Items from a dataset:
....

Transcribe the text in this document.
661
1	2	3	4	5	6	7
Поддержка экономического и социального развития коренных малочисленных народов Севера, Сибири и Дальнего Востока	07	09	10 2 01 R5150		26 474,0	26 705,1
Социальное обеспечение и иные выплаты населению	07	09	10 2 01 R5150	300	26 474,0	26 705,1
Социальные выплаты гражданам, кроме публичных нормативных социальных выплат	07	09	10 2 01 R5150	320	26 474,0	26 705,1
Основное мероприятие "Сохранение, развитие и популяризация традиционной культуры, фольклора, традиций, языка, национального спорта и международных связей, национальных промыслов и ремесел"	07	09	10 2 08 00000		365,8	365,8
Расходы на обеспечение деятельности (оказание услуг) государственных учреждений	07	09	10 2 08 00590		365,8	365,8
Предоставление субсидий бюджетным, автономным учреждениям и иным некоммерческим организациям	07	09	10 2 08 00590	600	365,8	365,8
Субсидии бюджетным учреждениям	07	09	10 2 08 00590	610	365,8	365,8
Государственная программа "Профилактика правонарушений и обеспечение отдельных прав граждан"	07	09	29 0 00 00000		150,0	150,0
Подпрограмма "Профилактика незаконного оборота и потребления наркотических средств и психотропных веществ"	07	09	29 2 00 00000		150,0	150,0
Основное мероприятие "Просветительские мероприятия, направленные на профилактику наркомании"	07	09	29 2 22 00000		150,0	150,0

....

[WHAT NEEDS TO BE DONE] Transcribe the data above in full, exactly.

[PROBLEM SOLUTION]
Transcribe the text in this document.
661
1	2	3	4	5	6	7
Поддержка экономического и социального развития коренных малочисленных народов Севера, Сибири и Дальнего Востока	07	09	10 2 01 R5150		26 474,0	26 705,1
Социальное обеспечение и иные выплаты населению	07	09	10 2 01 R5150	300	26 474,0	26 705,1
Социальные выплаты гражданам, кроме публичных нормативных социальных выплат	07	09	10 2 01 R5150	320	26 474,0	26 705,1
Основное мероприятие "Сохранение, развитие и популяризация традиционной культуры, фольклора, традиций, языка, национального спорта и международных связей, национальных промыслов и ремесел"	07	09	10 2 08 00000		365,8	365,8
Расходы на обеспечение деятельности (оказание услуг) государственных учреждений	07	09	10 2 08 00590		365,8	365,8
Предоставление субсидий бюджетным, автономным учреждениям и иным некоммерческим организациям	07	09	10 2 08 00590	600	365,8	365,8
Субсидии бюджетным учреждениям	07	09	10 2 08 00590	610	365,8	365,8
Государственная программа "Профилактика правонарушений и обеспечение отдельных прав граждан"	07	09	29 0 00 00000		150,0	150,0
Подпрограмма "Профилактика незаконного оборота и потребления наркотических средств и психотропных веществ"	07	09	29 2 00 00000		150,0	150,0
Основное мероприятие "Просветительские мероприятия, направленные на профилактику наркомании"	07	09	29 2 22 00000		150,0	150,0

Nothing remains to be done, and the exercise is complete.